[Dataset items]
────────────────

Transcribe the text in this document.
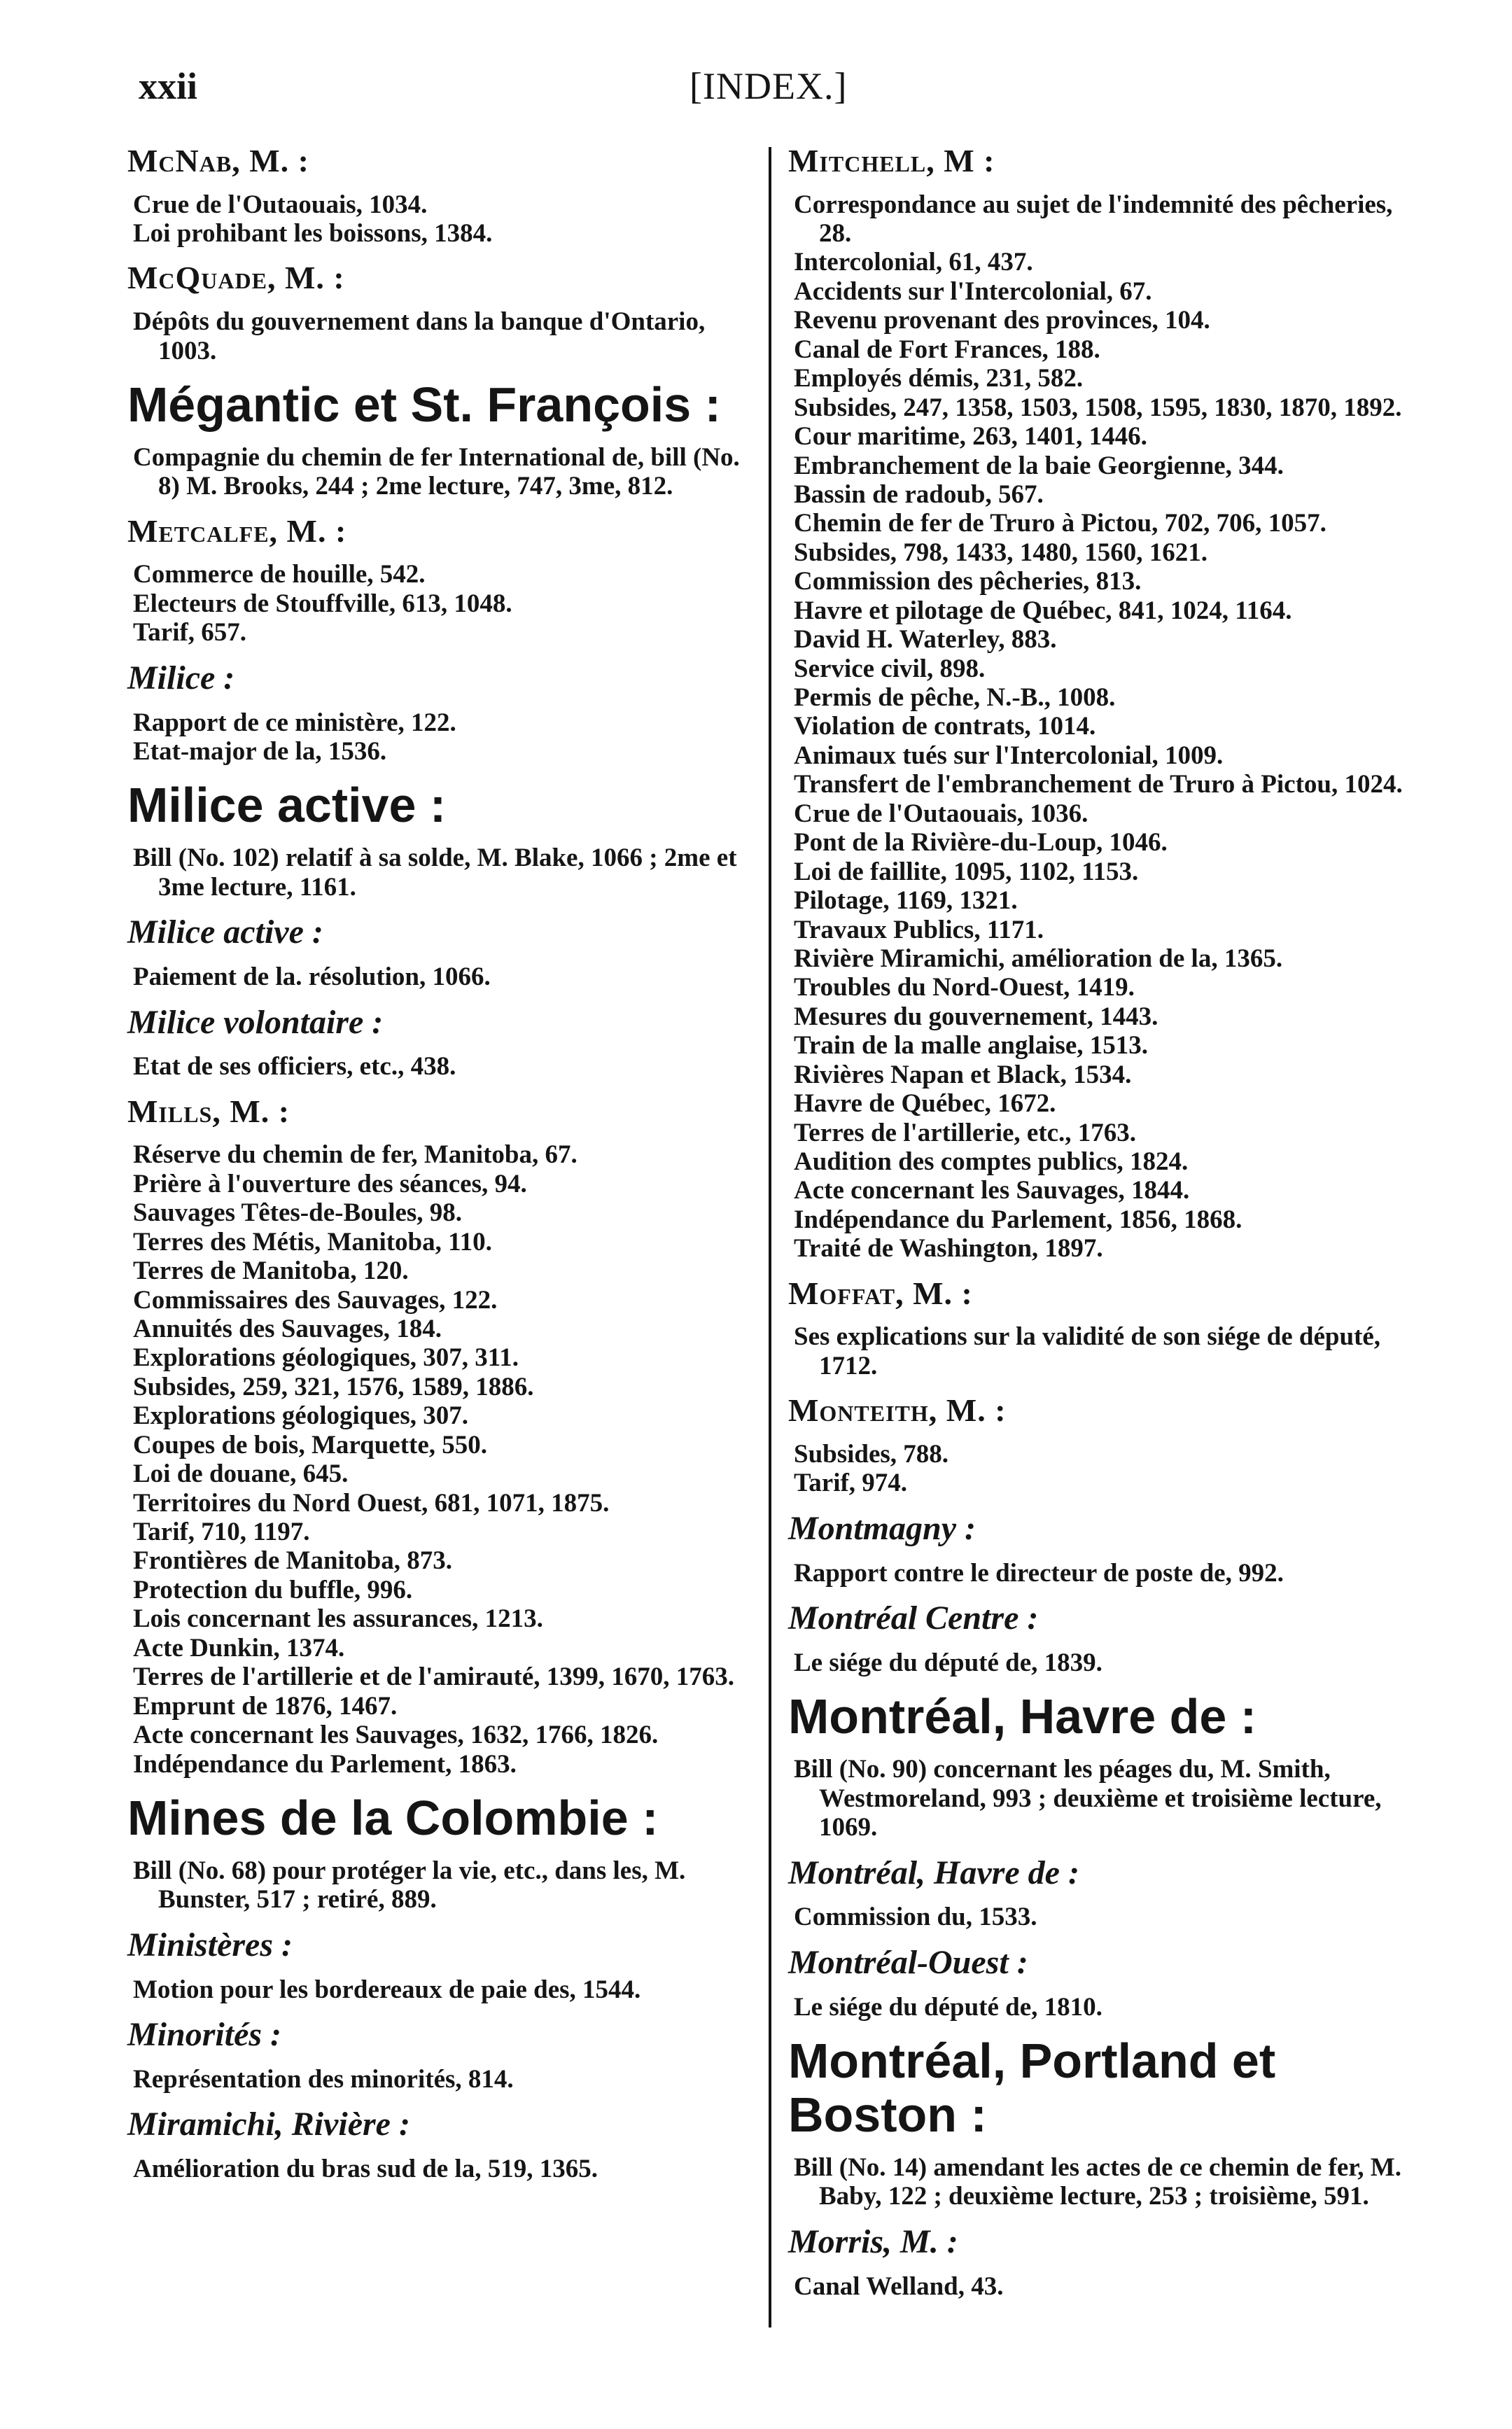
xxii	[INDEX.]
McNab, M. :
Crue de l'Outaouais, 1034.
Loi prohibant les boissons, 1384.
McQuade, M. :
Dépôts du gouvernement dans la banque d'Ontario, 1003.
Mégantic et St. François :
Compagnie du chemin de fer International de, bill (No. 8) M. Brooks, 244 ; 2me lecture, 747, 3me, 812.
Metcalfe, M. :
Commerce de houille, 542.
Electeurs de Stouffville, 613, 1048.
Tarif, 657.
Milice :
Rapport de ce ministère, 122.
Etat-major de la, 1536.
Milice active :
Bill (No. 102) relatif à sa solde, M. Blake, 1066 ; 2me et 3me lecture, 1161.
Milice active :
Paiement de la. résolution, 1066.
Milice volontaire :
Etat de ses officiers, etc., 438.
Mills, M. :
Réserve du chemin de fer, Manitoba, 67.
Prière à l'ouverture des séances, 94.
Sauvages Têtes-de-Boules, 98.
Terres des Métis, Manitoba, 110.
Terres de Manitoba, 120.
Commissaires des Sauvages, 122.
Annuités des Sauvages, 184.
Explorations géologiques, 307, 311.
Subsides, 259, 321, 1576, 1589, 1886.
Explorations géologiques, 307.
Coupes de bois, Marquette, 550.
Loi de douane, 645.
Territoires du Nord Ouest, 681, 1071, 1875.
Tarif, 710, 1197.
Frontières de Manitoba, 873.
Protection du buffle, 996.
Lois concernant les assurances, 1213.
Acte Dunkin, 1374.
Terres de l'artillerie et de l'amirauté, 1399, 1670, 1763.
Emprunt de 1876, 1467.
Acte concernant les Sauvages, 1632, 1766, 1826.
Indépendance du Parlement, 1863.
Mines de la Colombie :
Bill (No. 68) pour protéger la vie, etc., dans les, M. Bunster, 517 ; retiré, 889.
Ministères :
Motion pour les bordereaux de paie des, 1544.
Minorités :
Représentation des minorités, 814.
Miramichi, Rivière :
Amélioration du bras sud de la, 519, 1365.
Mitchell, M :
Correspondance au sujet de l'indemnité des pêcheries, 28.
Intercolonial, 61, 437.
Accidents sur l'Intercolonial, 67.
Revenu provenant des provinces, 104.
Canal de Fort Frances, 188.
Employés démis, 231, 582.
Subsides, 247, 1358, 1503, 1508, 1595, 1830, 1870, 1892.
Cour maritime, 263, 1401, 1446.
Embranchement de la baie Georgienne, 344.
Bassin de radoub, 567.
Chemin de fer de Truro à Pictou, 702, 706, 1057.
Subsides, 798, 1433, 1480, 1560, 1621.
Commission des pêcheries, 813.
Havre et pilotage de Québec, 841, 1024, 1164.
David H. Waterley, 883.
Service civil, 898.
Permis de pêche, N.-B., 1008.
Violation de contrats, 1014.
Animaux tués sur l'Intercolonial, 1009.
Transfert de l'embranchement de Truro à Pictou, 1024.
Crue de l'Outaouais, 1036.
Pont de la Rivière-du-Loup, 1046.
Loi de faillite, 1095, 1102, 1153.
Pilotage, 1169, 1321.
Travaux Publics, 1171.
Rivière Miramichi, amélioration de la, 1365.
Troubles du Nord-Ouest, 1419.
Mesures du gouvernement, 1443.
Train de la malle anglaise, 1513.
Rivières Napan et Black, 1534.
Havre de Québec, 1672.
Terres de l'artillerie, etc., 1763.
Audition des comptes publics, 1824.
Acte concernant les Sauvages, 1844.
Indépendance du Parlement, 1856, 1868.
Traité de Washington, 1897.
Moffat, M. :
Ses explications sur la validité de son siége de député, 1712.
Monteith, M. :
Subsides, 788.
Tarif, 974.
Montmagny :
Rapport contre le directeur de poste de, 992.
Montréal Centre :
Le siége du député de, 1839.
Montréal, Havre de :
Bill (No. 90) concernant les péages du, M. Smith, Westmoreland, 993 ; deuxième et troisième lecture, 1069.
Montréal, Havre de :
Commission du, 1533.
Montréal-Ouest :
Le siége du député de, 1810.
Montréal, Portland et Boston :
Bill (No. 14) amendant les actes de ce chemin de fer, M. Baby, 122 ; deuxième lecture, 253 ; troisième, 591.
Morris, M. :
Canal Welland, 43.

────────────────

— Work required —
Pick out each line containing the string "concernant" and copy it.

— Complete response —
Lois concernant les assurances, 1213.
Acte concernant les Sauvages, 1632, 1766, 1826.
Acte concernant les Sauvages, 1844.
Bill (No. 90) concernant les péages du, M. Smith, Westmoreland, 993 ; deuxième et troisième lecture, 1069.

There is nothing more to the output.